>> start RECORD SET

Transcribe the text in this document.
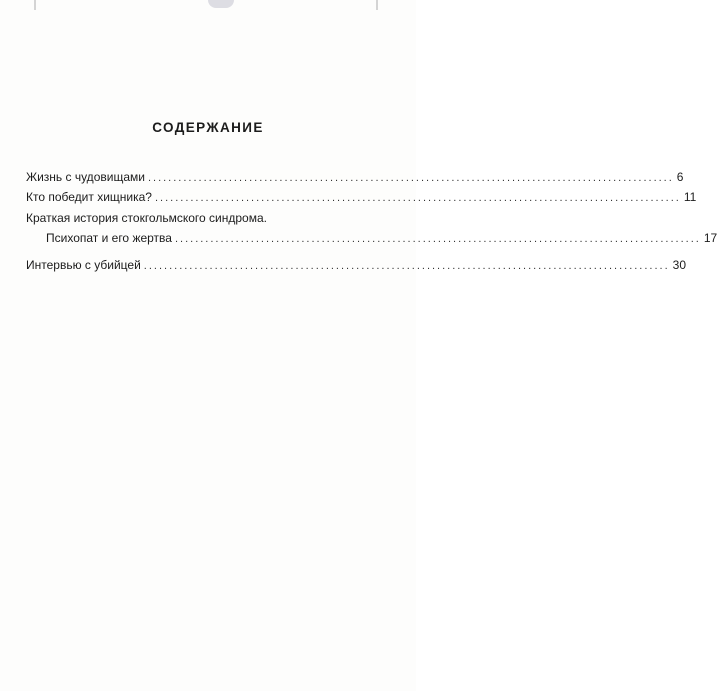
СОДЕРЖАНИЕ
Жизнь с чудовищами ........................................................................................................ 6
Кто победит хищника? ........................................................................................................ 11
Краткая история стокгольмского синдрома.
Психопат и его жертва ........................................................................................................ 17
Интервью с убийцей ........................................................................................................ 30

>> end RECORD SET

OBJECTIVE
Print the entries above exactly, taking out only the pictures.

REPLY
Transcribe the text in this document.
СОДЕРЖАНИЕ
Жизнь с чудовищами ........................................................................................................ 6
Кто победит хищника? ........................................................................................................ 11
Краткая история стокгольмского синдрома.
Психопат и его жертва ........................................................................................................ 17
Интервью с убийцей ........................................................................................................ 30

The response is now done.